- WRITTEN EXERCISE -
Write out the records again, exactly, leaving none out.

- PROVIDED MATERIAL -
==================================================

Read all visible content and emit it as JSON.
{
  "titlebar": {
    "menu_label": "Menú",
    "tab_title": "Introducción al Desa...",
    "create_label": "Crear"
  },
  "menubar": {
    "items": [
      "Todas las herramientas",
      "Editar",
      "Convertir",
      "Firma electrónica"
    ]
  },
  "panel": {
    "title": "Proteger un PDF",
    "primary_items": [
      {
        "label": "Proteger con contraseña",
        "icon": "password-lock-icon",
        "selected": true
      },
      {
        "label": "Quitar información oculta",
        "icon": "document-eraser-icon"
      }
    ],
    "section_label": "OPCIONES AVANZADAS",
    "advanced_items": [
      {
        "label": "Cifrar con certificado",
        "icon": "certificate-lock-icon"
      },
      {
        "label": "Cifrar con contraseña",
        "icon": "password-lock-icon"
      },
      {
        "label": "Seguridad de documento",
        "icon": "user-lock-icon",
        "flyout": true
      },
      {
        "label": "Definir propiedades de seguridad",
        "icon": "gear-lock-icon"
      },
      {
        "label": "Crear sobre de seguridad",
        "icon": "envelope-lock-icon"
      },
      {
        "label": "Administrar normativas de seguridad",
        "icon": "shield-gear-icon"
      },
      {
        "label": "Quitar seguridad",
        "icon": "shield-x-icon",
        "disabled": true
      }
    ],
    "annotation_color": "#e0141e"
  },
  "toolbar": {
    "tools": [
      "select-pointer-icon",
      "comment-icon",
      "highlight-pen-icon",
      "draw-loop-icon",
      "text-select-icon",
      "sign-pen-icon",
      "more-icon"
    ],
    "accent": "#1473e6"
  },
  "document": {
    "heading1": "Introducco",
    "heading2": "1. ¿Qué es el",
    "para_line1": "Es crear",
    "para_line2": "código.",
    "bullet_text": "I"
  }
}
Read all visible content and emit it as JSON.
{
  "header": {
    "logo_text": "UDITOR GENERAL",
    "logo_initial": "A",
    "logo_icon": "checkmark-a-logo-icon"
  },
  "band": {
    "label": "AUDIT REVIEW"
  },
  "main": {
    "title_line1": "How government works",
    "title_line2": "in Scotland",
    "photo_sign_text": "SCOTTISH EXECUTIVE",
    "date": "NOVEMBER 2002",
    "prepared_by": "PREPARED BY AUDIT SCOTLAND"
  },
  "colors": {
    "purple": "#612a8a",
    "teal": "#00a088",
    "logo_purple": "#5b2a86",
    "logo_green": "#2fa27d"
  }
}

==================================================

- REPLY -
Read all visible content and emit it as JSON.
{
  "titlebar": {
    "menu_label": "Menú",
    "tab_title": "Introducción al Desa...",
    "create_label": "Crear"
  },
  "menubar": {
    "items": [
      "Todas las herramientas",
      "Editar",
      "Convertir",
      "Firma electrónica"
    ]
  },
  "panel": {
    "title": "Proteger un PDF",
    "primary_items": [
      {
        "label": "Proteger con contraseña",
        "icon": "password-lock-icon",
        "selected": true
      },
      {
        "label": "Quitar información oculta",
        "icon": "document-eraser-icon"
      }
    ],
    "section_label": "OPCIONES AVANZADAS",
    "advanced_items": [
      {
        "label": "Cifrar con certificado",
        "icon": "certificate-lock-icon"
      },
      {
        "label": "Cifrar con contraseña",
        "icon": "password-lock-icon"
      },
      {
        "label": "Seguridad de documento",
        "icon": "user-lock-icon",
        "flyout": true
      },
      {
        "label": "Definir propiedades de seguridad",
        "icon": "gear-lock-icon"
      },
      {
        "label": "Crear sobre de seguridad",
        "icon": "envelope-lock-icon"
      },
      {
        "label": "Administrar normativas de seguridad",
        "icon": "shield-gear-icon"
      },
      {
        "label": "Quitar seguridad",
        "icon": "shield-x-icon",
        "disabled": true
      }
    ],
    "annotation_color": "#e0141e"
  },
  "toolbar": {
    "tools": [
      "select-pointer-icon",
      "comment-icon",
      "highlight-pen-icon",
      "draw-loop-icon",
      "text-select-icon",
      "sign-pen-icon",
      "more-icon"
    ],
    "accent": "#1473e6"
  },
  "document": {
    "heading1": "Introducco",
    "heading2": "1. ¿Qué es el",
    "para_line1": "Es crear",
    "para_line2": "código.",
    "bullet_text": "I"
  }
}
Read all visible content and emit it as JSON.
{
  "header": {
    "logo_text": "UDITOR GENERAL",
    "logo_initial": "A",
    "logo_icon": "checkmark-a-logo-icon"
  },
  "band": {
    "label": "AUDIT REVIEW"
  },
  "main": {
    "title_line1": "How government works",
    "title_line2": "in Scotland",
    "photo_sign_text": "SCOTTISH EXECUTIVE",
    "date": "NOVEMBER 2002",
    "prepared_by": "PREPARED BY AUDIT SCOTLAND"
  },
  "colors": {
    "purple": "#612a8a",
    "teal": "#00a088",
    "logo_purple": "#5b2a86",
    "logo_green": "#2fa27d"
  }
}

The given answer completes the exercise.